→ WRITTEN TASK
Give every line again exactly as it appears, please, but not the pictures.

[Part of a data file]

= = =

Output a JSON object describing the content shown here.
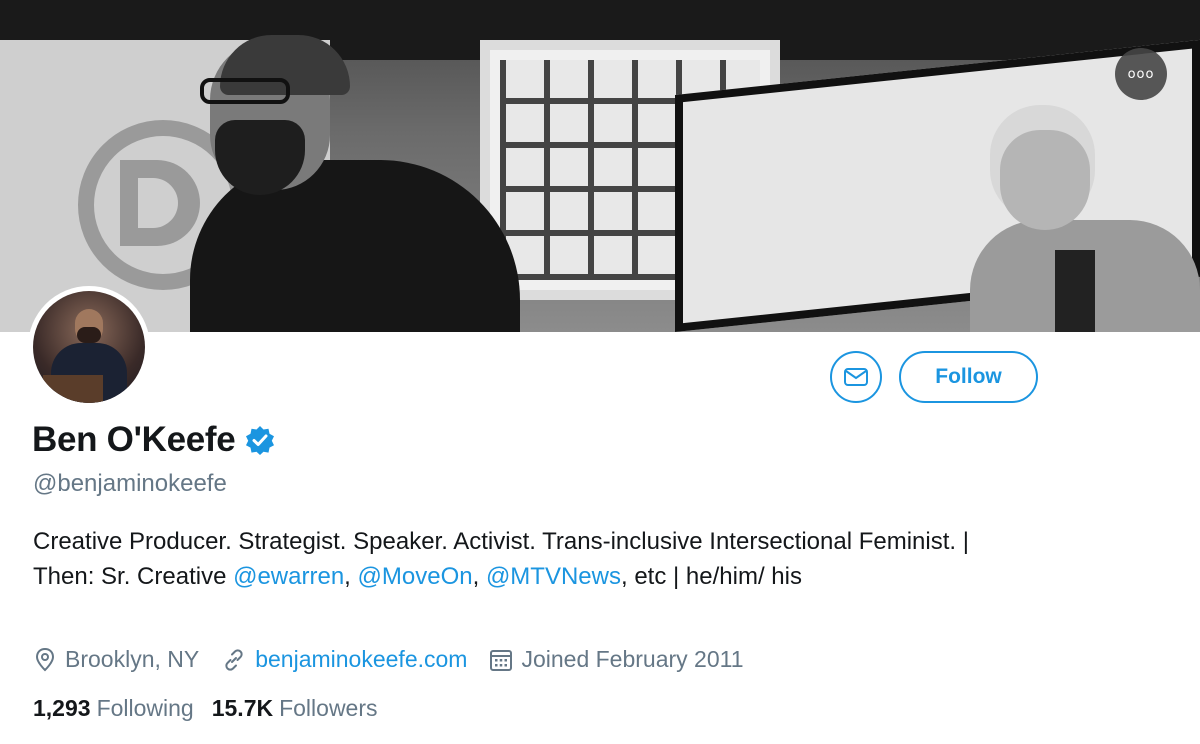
{
  "header": {
    "more_icon": "more-horizontal-icon",
    "more_label": "ooo"
  },
  "profile": {
    "display_name": "Ben O'Keefe",
    "verified_icon": "verified-badge-icon",
    "handle": "@benjaminokeefe",
    "bio": {
      "part1": "Creative Producer. Strategist. Speaker. Activist. Trans-inclusive Intersectional Feminist. | Then: Sr. Creative ",
      "mention1": "@ewarren",
      "sep1": ", ",
      "mention2": "@MoveOn",
      "sep2": ", ",
      "mention3": "@MTVNews",
      "part2": ", etc | he/him/ his"
    },
    "location": "Brooklyn, NY",
    "website": "benjaminokeefe.com",
    "joined": "Joined February 2011"
  },
  "actions": {
    "message_icon": "envelope-icon",
    "follow_label": "Follow"
  },
  "stats": {
    "following_count": "1,293",
    "following_label": "Following",
    "followers_count": "15.7K",
    "followers_label": "Followers"
  },
  "colors": {
    "accent": "#1b95e0",
    "secondary_text": "#657786",
    "primary_text": "#14171a"
  }
}
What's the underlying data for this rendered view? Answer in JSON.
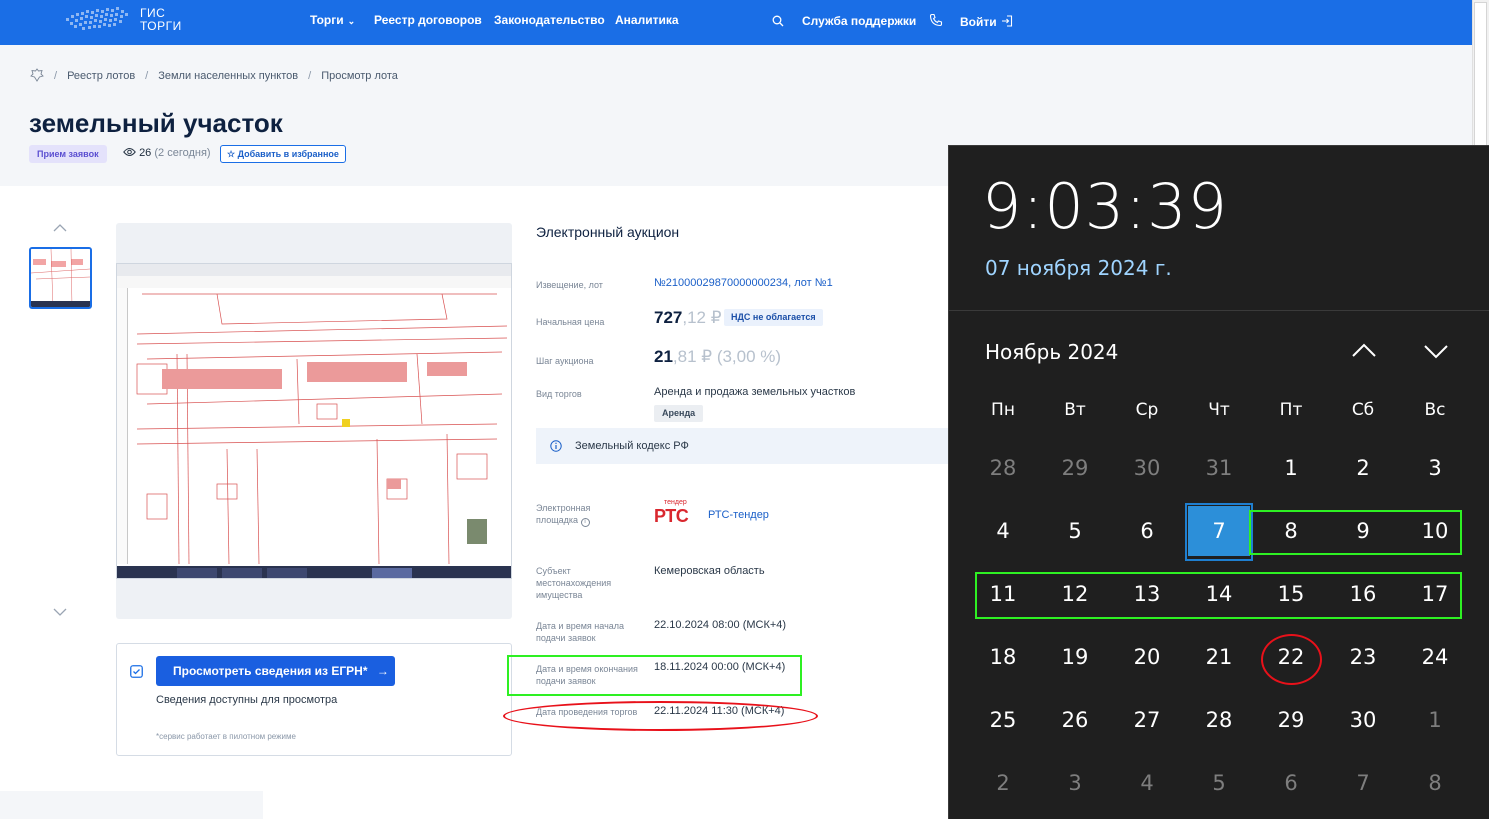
{
  "header": {
    "logo_line1": "ГИС",
    "logo_line2": "ТОРГИ",
    "nav": [
      "Торги",
      "Реестр договоров",
      "Законодательство",
      "Аналитика"
    ],
    "support": "Служба поддержки",
    "login": "Войти",
    "color": "#1a6ee6"
  },
  "breadcrumbs": [
    "Реестр лотов",
    "Земли населенных пунктов",
    "Просмотр лота"
  ],
  "lot": {
    "title": "земельный участок",
    "status": "Прием заявок",
    "views": "26",
    "views_today": "(2 сегодня)",
    "favorite": "Добавить в избранное"
  },
  "egrn": {
    "button": "Просмотреть сведения из ЕГРН*",
    "note": "Сведения доступны для просмотра",
    "pilot": "*сервис работает в пилотном режиме"
  },
  "details": {
    "auction_type": "Электронный аукцион",
    "notice_label": "Извещение, лот",
    "notice_value": "№21000029870000000234, лот №1",
    "start_price_label": "Начальная цена",
    "start_price_main": "727",
    "start_price_rest": ",12 ₽",
    "vat": "НДС не облагается",
    "step_label": "Шаг аукциона",
    "step_main": "21",
    "step_rest": ",81 ₽ (3,00 %)",
    "trade_kind_label": "Вид торгов",
    "trade_kind_value": "Аренда и продажа земельных участков",
    "trade_kind_badge": "Аренда",
    "law": "Земельный кодекс РФ",
    "platform_label_1": "Электронная",
    "platform_label_2": "площадка",
    "platform_logo_top": "тендер",
    "platform_logo": "РТС",
    "platform_value": "РТС-тендер",
    "subject_label_1": "Субъект",
    "subject_label_2": "местонахождения",
    "subject_label_3": "имущества",
    "subject_value": "Кемеровская область",
    "start_label_1": "Дата и время начала",
    "start_label_2": "подачи заявок",
    "start_value": "22.10.2024 08:00 (МСК+4)",
    "end_label_1": "Дата и время окончания",
    "end_label_2": "подачи заявок",
    "end_value": "18.11.2024 00:00 (МСК+4)",
    "trade_label": "Дата проведения торгов",
    "trade_value": "22.11.2024 11:30 (МСК+4)"
  },
  "calendar": {
    "time": "9:03:39",
    "date": "07 ноября 2024 г.",
    "month": "Ноябрь 2024",
    "weekdays": [
      "Пн",
      "Вт",
      "Ср",
      "Чт",
      "Пт",
      "Сб",
      "Вс"
    ],
    "weeks": [
      [
        "28",
        "29",
        "30",
        "31",
        "1",
        "2",
        "3"
      ],
      [
        "4",
        "5",
        "6",
        "7",
        "8",
        "9",
        "10"
      ],
      [
        "11",
        "12",
        "13",
        "14",
        "15",
        "16",
        "17"
      ],
      [
        "18",
        "19",
        "20",
        "21",
        "22",
        "23",
        "24"
      ],
      [
        "25",
        "26",
        "27",
        "28",
        "29",
        "30",
        "1"
      ],
      [
        "2",
        "3",
        "4",
        "5",
        "6",
        "7",
        "8"
      ]
    ],
    "today": "7",
    "accent": "#2c8fd9"
  }
}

= = =

→ CORRECT OUTPUT
Output a JSON object describing the content shown here.
{
  "header": {
    "more_icon": "more-horizontal-icon",
    "more_label": "ooo"
  },
  "profile": {
    "display_name": "Ben O'Keefe",
    "verified_icon": "verified-badge-icon",
    "handle": "@benjaminokeefe",
    "bio": {
      "part1": "Creative Producer. Strategist. Speaker. Activist. Trans-inclusive Intersectional Feminist. | Then: Sr. Creative ",
      "mention1": "@ewarren",
      "sep1": ", ",
      "mention2": "@MoveOn",
      "sep2": ", ",
      "mention3": "@MTVNews",
      "part2": ", etc | he/him/ his"
    },
    "location": "Brooklyn, NY",
    "website": "benjaminokeefe.com",
    "joined": "Joined February 2011"
  },
  "actions": {
    "message_icon": "envelope-icon",
    "follow_label": "Follow"
  },
  "stats": {
    "following_count": "1,293",
    "following_label": "Following",
    "followers_count": "15.7K",
    "followers_label": "Followers"
  },
  "colors": {
    "accent": "#1b95e0",
    "secondary_text": "#657786",
    "primary_text": "#14171a"
  }
}
What's the underlying data for this rendered view? Answer in JSON.
{
  "header": {
    "logo_line1": "ГИС",
    "logo_line2": "ТОРГИ",
    "nav": [
      "Торги",
      "Реестр договоров",
      "Законодательство",
      "Аналитика"
    ],
    "support": "Служба поддержки",
    "login": "Войти",
    "color": "#1a6ee6"
  },
  "breadcrumbs": [
    "Реестр лотов",
    "Земли населенных пунктов",
    "Просмотр лота"
  ],
  "lot": {
    "title": "земельный участок",
    "status": "Прием заявок",
    "views": "26",
    "views_today": "(2 сегодня)",
    "favorite": "Добавить в избранное"
  },
  "egrn": {
    "button": "Просмотреть сведения из ЕГРН*",
    "note": "Сведения доступны для просмотра",
    "pilot": "*сервис работает в пилотном режиме"
  },
  "details": {
    "auction_type": "Электронный аукцион",
    "notice_label": "Извещение, лот",
    "notice_value": "№21000029870000000234, лот №1",
    "start_price_label": "Начальная цена",
    "start_price_main": "727",
    "start_price_rest": ",12 ₽",
    "vat": "НДС не облагается",
    "step_label": "Шаг аукциона",
    "step_main": "21",
    "step_rest": ",81 ₽ (3,00 %)",
    "trade_kind_label": "Вид торгов",
    "trade_kind_value": "Аренда и продажа земельных участков",
    "trade_kind_badge": "Аренда",
    "law": "Земельный кодекс РФ",
    "platform_label_1": "Электронная",
    "platform_label_2": "площадка",
    "platform_logo_top": "тендер",
    "platform_logo": "РТС",
    "platform_value": "РТС-тендер",
    "subject_label_1": "Субъект",
    "subject_label_2": "местонахождения",
    "subject_label_3": "имущества",
    "subject_value": "Кемеровская область",
    "start_label_1": "Дата и время начала",
    "start_label_2": "подачи заявок",
    "start_value": "22.10.2024 08:00 (МСК+4)",
    "end_label_1": "Дата и время окончания",
    "end_label_2": "подачи заявок",
    "end_value": "18.11.2024 00:00 (МСК+4)",
    "trade_label": "Дата проведения торгов",
    "trade_value": "22.11.2024 11:30 (МСК+4)"
  },
  "calendar": {
    "time": "9:03:39",
    "date": "07 ноября 2024 г.",
    "month": "Ноябрь 2024",
    "weekdays": [
      "Пн",
      "Вт",
      "Ср",
      "Чт",
      "Пт",
      "Сб",
      "Вс"
    ],
    "weeks": [
      [
        "28",
        "29",
        "30",
        "31",
        "1",
        "2",
        "3"
      ],
      [
        "4",
        "5",
        "6",
        "7",
        "8",
        "9",
        "10"
      ],
      [
        "11",
        "12",
        "13",
        "14",
        "15",
        "16",
        "17"
      ],
      [
        "18",
        "19",
        "20",
        "21",
        "22",
        "23",
        "24"
      ],
      [
        "25",
        "26",
        "27",
        "28",
        "29",
        "30",
        "1"
      ],
      [
        "2",
        "3",
        "4",
        "5",
        "6",
        "7",
        "8"
      ]
    ],
    "today": "7",
    "accent": "#2c8fd9"
  }
}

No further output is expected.